Records from a dataset:
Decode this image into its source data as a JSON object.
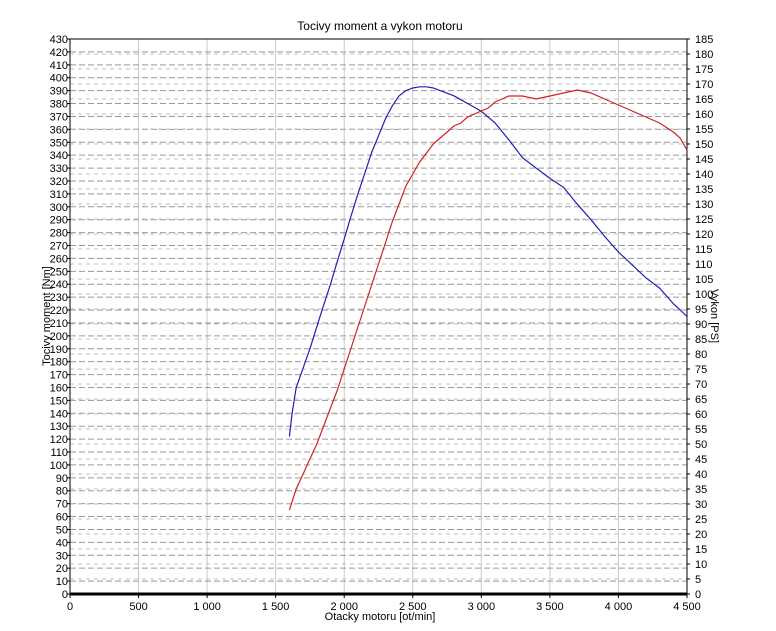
{
  "chart_data": {
    "type": "line",
    "title": "Tocivy moment a vykon motoru",
    "xlabel": "Otacky motoru [ot/min]",
    "ylabel_left": "Tocivy moment [Nm]",
    "ylabel_right": "Vykon [PS]",
    "xlim": [
      0,
      4500
    ],
    "ylim_left": [
      0,
      430
    ],
    "ylim_right": [
      0,
      185
    ],
    "x_ticks": [
      0,
      500,
      1000,
      1500,
      2000,
      2500,
      3000,
      3500,
      4000,
      4500
    ],
    "x_tick_labels": [
      "0",
      "500",
      "1 000",
      "1 500",
      "2 000",
      "2 500",
      "3 000",
      "3 500",
      "4 000",
      "4 500"
    ],
    "y_left_ticks": [
      0,
      10,
      20,
      30,
      40,
      50,
      60,
      70,
      80,
      90,
      100,
      110,
      120,
      130,
      140,
      150,
      160,
      170,
      180,
      190,
      200,
      210,
      220,
      230,
      240,
      250,
      260,
      270,
      280,
      290,
      300,
      310,
      320,
      330,
      340,
      350,
      360,
      370,
      380,
      390,
      400,
      410,
      420,
      430
    ],
    "y_right_ticks": [
      0,
      5,
      10,
      15,
      20,
      25,
      30,
      35,
      40,
      45,
      50,
      55,
      60,
      65,
      70,
      75,
      80,
      85,
      90,
      95,
      100,
      105,
      110,
      115,
      120,
      125,
      130,
      135,
      140,
      145,
      150,
      155,
      160,
      165,
      170,
      175,
      180,
      185
    ],
    "grid": true,
    "legend": "none",
    "series": [
      {
        "axis": "left",
        "color": "#1f1fb4",
        "x": [
          1600,
          1620,
          1650,
          1700,
          1750,
          1800,
          1850,
          1900,
          1950,
          2000,
          2050,
          2100,
          2150,
          2200,
          2250,
          2300,
          2350,
          2400,
          2450,
          2500,
          2550,
          2600,
          2650,
          2700,
          2750,
          2800,
          2850,
          2900,
          2950,
          3000,
          3100,
          3200,
          3300,
          3400,
          3500,
          3600,
          3700,
          3800,
          3900,
          4000,
          4100,
          4200,
          4300,
          4400,
          4500
        ],
        "values": [
          122,
          140,
          160,
          175,
          190,
          207,
          224,
          240,
          258,
          275,
          293,
          310,
          326,
          342,
          355,
          368,
          378,
          386,
          390,
          392,
          393,
          393,
          392,
          390,
          388,
          386,
          383,
          380,
          377,
          374,
          365,
          352,
          338,
          330,
          322,
          315,
          302,
          290,
          277,
          265,
          255,
          245,
          237,
          225,
          215
        ]
      },
      {
        "axis": "right",
        "color": "#d42020",
        "x": [
          1600,
          1650,
          1700,
          1750,
          1800,
          1850,
          1900,
          1950,
          2000,
          2050,
          2100,
          2150,
          2200,
          2250,
          2300,
          2350,
          2400,
          2450,
          2500,
          2550,
          2600,
          2650,
          2700,
          2750,
          2800,
          2850,
          2900,
          2950,
          3000,
          3050,
          3100,
          3150,
          3200,
          3300,
          3400,
          3500,
          3600,
          3700,
          3800,
          3900,
          4000,
          4100,
          4200,
          4300,
          4400,
          4450,
          4500
        ],
        "values": [
          28,
          35,
          40,
          45,
          50,
          56,
          62,
          68,
          75,
          82,
          89,
          96,
          103,
          110,
          117,
          124,
          130,
          136,
          140,
          144,
          147,
          150,
          152,
          154,
          156,
          157,
          159,
          160,
          161,
          162,
          164,
          165,
          166,
          166,
          165,
          166,
          167,
          168,
          167,
          165,
          163,
          161,
          159,
          157,
          154,
          152,
          148
        ]
      }
    ]
  }
}
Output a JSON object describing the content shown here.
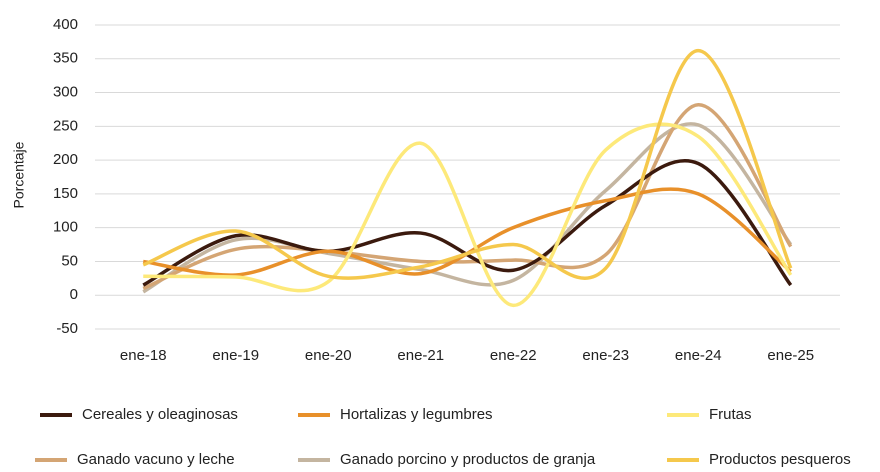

STATED PROBLEM
Without the images, write out each line of the data verbatim.

FULL OUTPUT
Decode this image into its source data as a JSON object.
{
  "chart_data": {
    "type": "line",
    "title": "Tocivy moment a vykon motoru",
    "xlabel": "Otacky motoru [ot/min]",
    "ylabel_left": "Tocivy moment [Nm]",
    "ylabel_right": "Vykon [PS]",
    "xlim": [
      0,
      4500
    ],
    "ylim_left": [
      0,
      430
    ],
    "ylim_right": [
      0,
      185
    ],
    "x_ticks": [
      0,
      500,
      1000,
      1500,
      2000,
      2500,
      3000,
      3500,
      4000,
      4500
    ],
    "x_tick_labels": [
      "0",
      "500",
      "1 000",
      "1 500",
      "2 000",
      "2 500",
      "3 000",
      "3 500",
      "4 000",
      "4 500"
    ],
    "y_left_ticks": [
      0,
      10,
      20,
      30,
      40,
      50,
      60,
      70,
      80,
      90,
      100,
      110,
      120,
      130,
      140,
      150,
      160,
      170,
      180,
      190,
      200,
      210,
      220,
      230,
      240,
      250,
      260,
      270,
      280,
      290,
      300,
      310,
      320,
      330,
      340,
      350,
      360,
      370,
      380,
      390,
      400,
      410,
      420,
      430
    ],
    "y_right_ticks": [
      0,
      5,
      10,
      15,
      20,
      25,
      30,
      35,
      40,
      45,
      50,
      55,
      60,
      65,
      70,
      75,
      80,
      85,
      90,
      95,
      100,
      105,
      110,
      115,
      120,
      125,
      130,
      135,
      140,
      145,
      150,
      155,
      160,
      165,
      170,
      175,
      180,
      185
    ],
    "grid": true,
    "legend": "none",
    "series": [
      {
        "axis": "left",
        "color": "#1f1fb4",
        "x": [
          1600,
          1620,
          1650,
          1700,
          1750,
          1800,
          1850,
          1900,
          1950,
          2000,
          2050,
          2100,
          2150,
          2200,
          2250,
          2300,
          2350,
          2400,
          2450,
          2500,
          2550,
          2600,
          2650,
          2700,
          2750,
          2800,
          2850,
          2900,
          2950,
          3000,
          3100,
          3200,
          3300,
          3400,
          3500,
          3600,
          3700,
          3800,
          3900,
          4000,
          4100,
          4200,
          4300,
          4400,
          4500
        ],
        "values": [
          122,
          140,
          160,
          175,
          190,
          207,
          224,
          240,
          258,
          275,
          293,
          310,
          326,
          342,
          355,
          368,
          378,
          386,
          390,
          392,
          393,
          393,
          392,
          390,
          388,
          386,
          383,
          380,
          377,
          374,
          365,
          352,
          338,
          330,
          322,
          315,
          302,
          290,
          277,
          265,
          255,
          245,
          237,
          225,
          215
        ]
      },
      {
        "axis": "right",
        "color": "#d42020",
        "x": [
          1600,
          1650,
          1700,
          1750,
          1800,
          1850,
          1900,
          1950,
          2000,
          2050,
          2100,
          2150,
          2200,
          2250,
          2300,
          2350,
          2400,
          2450,
          2500,
          2550,
          2600,
          2650,
          2700,
          2750,
          2800,
          2850,
          2900,
          2950,
          3000,
          3050,
          3100,
          3150,
          3200,
          3300,
          3400,
          3500,
          3600,
          3700,
          3800,
          3900,
          4000,
          4100,
          4200,
          4300,
          4400,
          4450,
          4500
        ],
        "values": [
          28,
          35,
          40,
          45,
          50,
          56,
          62,
          68,
          75,
          82,
          89,
          96,
          103,
          110,
          117,
          124,
          130,
          136,
          140,
          144,
          147,
          150,
          152,
          154,
          156,
          157,
          159,
          160,
          161,
          162,
          164,
          165,
          166,
          166,
          165,
          166,
          167,
          168,
          167,
          165,
          163,
          161,
          159,
          157,
          154,
          152,
          148
        ]
      }
    ]
  }
}
Output a JSON object describing the content shown here.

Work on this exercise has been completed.